*TASK DETAILS*
Return the listing below in full, with every line exactly as it is.

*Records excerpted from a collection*
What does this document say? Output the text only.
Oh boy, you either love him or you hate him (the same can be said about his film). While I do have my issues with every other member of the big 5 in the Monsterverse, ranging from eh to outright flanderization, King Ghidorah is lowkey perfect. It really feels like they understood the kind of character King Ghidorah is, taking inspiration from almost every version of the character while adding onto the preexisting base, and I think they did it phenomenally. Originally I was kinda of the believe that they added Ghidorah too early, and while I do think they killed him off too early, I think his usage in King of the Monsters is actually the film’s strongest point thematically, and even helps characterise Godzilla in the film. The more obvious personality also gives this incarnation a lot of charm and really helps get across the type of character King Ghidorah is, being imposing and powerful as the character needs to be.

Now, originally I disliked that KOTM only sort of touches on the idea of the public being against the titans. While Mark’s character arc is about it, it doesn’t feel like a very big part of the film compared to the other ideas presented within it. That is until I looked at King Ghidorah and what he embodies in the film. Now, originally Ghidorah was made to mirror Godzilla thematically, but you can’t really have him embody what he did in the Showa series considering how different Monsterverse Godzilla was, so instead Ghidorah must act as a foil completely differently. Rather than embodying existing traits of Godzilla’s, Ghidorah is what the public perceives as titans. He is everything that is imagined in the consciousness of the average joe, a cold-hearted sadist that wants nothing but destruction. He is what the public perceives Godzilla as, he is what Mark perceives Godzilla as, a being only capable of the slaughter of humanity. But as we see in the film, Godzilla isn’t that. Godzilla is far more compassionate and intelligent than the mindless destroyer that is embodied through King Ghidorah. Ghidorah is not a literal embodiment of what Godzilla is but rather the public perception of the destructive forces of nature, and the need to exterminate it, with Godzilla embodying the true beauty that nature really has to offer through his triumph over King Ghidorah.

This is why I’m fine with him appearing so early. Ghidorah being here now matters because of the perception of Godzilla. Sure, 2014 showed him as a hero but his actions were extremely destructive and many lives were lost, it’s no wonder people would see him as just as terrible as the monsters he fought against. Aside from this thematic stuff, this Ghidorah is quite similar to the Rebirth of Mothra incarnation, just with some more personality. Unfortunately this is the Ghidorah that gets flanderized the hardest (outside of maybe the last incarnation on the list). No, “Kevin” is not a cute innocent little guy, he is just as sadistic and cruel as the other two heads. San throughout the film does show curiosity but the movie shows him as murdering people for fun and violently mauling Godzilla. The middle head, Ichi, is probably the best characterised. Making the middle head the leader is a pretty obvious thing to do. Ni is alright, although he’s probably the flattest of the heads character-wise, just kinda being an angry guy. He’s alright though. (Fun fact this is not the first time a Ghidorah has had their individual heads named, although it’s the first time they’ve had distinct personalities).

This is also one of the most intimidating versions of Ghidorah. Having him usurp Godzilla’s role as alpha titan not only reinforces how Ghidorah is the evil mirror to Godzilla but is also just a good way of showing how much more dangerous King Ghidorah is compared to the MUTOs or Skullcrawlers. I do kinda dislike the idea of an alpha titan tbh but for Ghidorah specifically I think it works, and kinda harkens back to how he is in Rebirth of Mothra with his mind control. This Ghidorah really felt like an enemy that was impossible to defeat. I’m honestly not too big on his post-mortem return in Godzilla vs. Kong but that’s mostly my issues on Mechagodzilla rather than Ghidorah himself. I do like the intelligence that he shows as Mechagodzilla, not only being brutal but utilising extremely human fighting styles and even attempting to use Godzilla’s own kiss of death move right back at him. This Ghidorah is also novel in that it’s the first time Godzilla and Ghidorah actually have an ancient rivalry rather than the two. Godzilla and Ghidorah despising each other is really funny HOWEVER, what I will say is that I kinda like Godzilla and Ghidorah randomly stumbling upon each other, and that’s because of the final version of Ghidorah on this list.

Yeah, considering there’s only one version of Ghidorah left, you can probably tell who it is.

*THE OUTPUT*
What does this document say? Output the text only.
Oh boy, you either love him or you hate him (the same can be said about his film). While I do have my issues with every other member of the big 5 in the Monsterverse, ranging from eh to outright flanderization, King Ghidorah is lowkey perfect. It really feels like they understood the kind of character King Ghidorah is, taking inspiration from almost every version of the character while adding onto the preexisting base, and I think they did it phenomenally. Originally I was kinda of the believe that they added Ghidorah too early, and while I do think they killed him off too early, I think his usage in King of the Monsters is actually the film’s strongest point thematically, and even helps characterise Godzilla in the film. The more obvious personality also gives this incarnation a lot of charm and really helps get across the type of character King Ghidorah is, being imposing and powerful as the character needs to be.

Now, originally I disliked that KOTM only sort of touches on the idea of the public being against the titans. While Mark’s character arc is about it, it doesn’t feel like a very big part of the film compared to the other ideas presented within it. That is until I looked at King Ghidorah and what he embodies in the film. Now, originally Ghidorah was made to mirror Godzilla thematically, but you can’t really have him embody what he did in the Showa series considering how different Monsterverse Godzilla was, so instead Ghidorah must act as a foil completely differently. Rather than embodying existing traits of Godzilla’s, Ghidorah is what the public perceives as titans. He is everything that is imagined in the consciousness of the average joe, a cold-hearted sadist that wants nothing but destruction. He is what the public perceives Godzilla as, he is what Mark perceives Godzilla as, a being only capable of the slaughter of humanity. But as we see in the film, Godzilla isn’t that. Godzilla is far more compassionate and intelligent than the mindless destroyer that is embodied through King Ghidorah. Ghidorah is not a literal embodiment of what Godzilla is but rather the public perception of the destructive forces of nature, and the need to exterminate it, with Godzilla embodying the true beauty that nature really has to offer through his triumph over King Ghidorah.

This is why I’m fine with him appearing so early. Ghidorah being here now matters because of the perception of Godzilla. Sure, 2014 showed him as a hero but his actions were extremely destructive and many lives were lost, it’s no wonder people would see him as just as terrible as the monsters he fought against. Aside from this thematic stuff, this Ghidorah is quite similar to the Rebirth of Mothra incarnation, just with some more personality. Unfortunately this is the Ghidorah that gets flanderized the hardest (outside of maybe the last incarnation on the list). No, “Kevin” is not a cute innocent little guy, he is just as sadistic and cruel as the other two heads. San throughout the film does show curiosity but the movie shows him as murdering people for fun and violently mauling Godzilla. The middle head, Ichi, is probably the best characterised. Making the middle head the leader is a pretty obvious thing to do. Ni is alright, although he’s probably the flattest of the heads character-wise, just kinda being an angry guy. He’s alright though. (Fun fact this is not the first time a Ghidorah has had their individual heads named, although it’s the first time they’ve had distinct personalities).

This is also one of the most intimidating versions of Ghidorah. Having him usurp Godzilla’s role as alpha titan not only reinforces how Ghidorah is the evil mirror to Godzilla but is also just a good way of showing how much more dangerous King Ghidorah is compared to the MUTOs or Skullcrawlers. I do kinda dislike the idea of an alpha titan tbh but for Ghidorah specifically I think it works, and kinda harkens back to how he is in Rebirth of Mothra with his mind control. This Ghidorah really felt like an enemy that was impossible to defeat. I’m honestly not too big on his post-mortem return in Godzilla vs. Kong but that’s mostly my issues on Mechagodzilla rather than Ghidorah himself. I do like the intelligence that he shows as Mechagodzilla, not only being brutal but utilising extremely human fighting styles and even attempting to use Godzilla’s own kiss of death move right back at him. This Ghidorah is also novel in that it’s the first time Godzilla and Ghidorah actually have an ancient rivalry rather than the two. Godzilla and Ghidorah despising each other is really funny HOWEVER, what I will say is that I kinda like Godzilla and Ghidorah randomly stumbling upon each other, and that’s because of the final version of Ghidorah on this list.

Yeah, considering there’s only one version of Ghidorah left, you can probably tell who it is.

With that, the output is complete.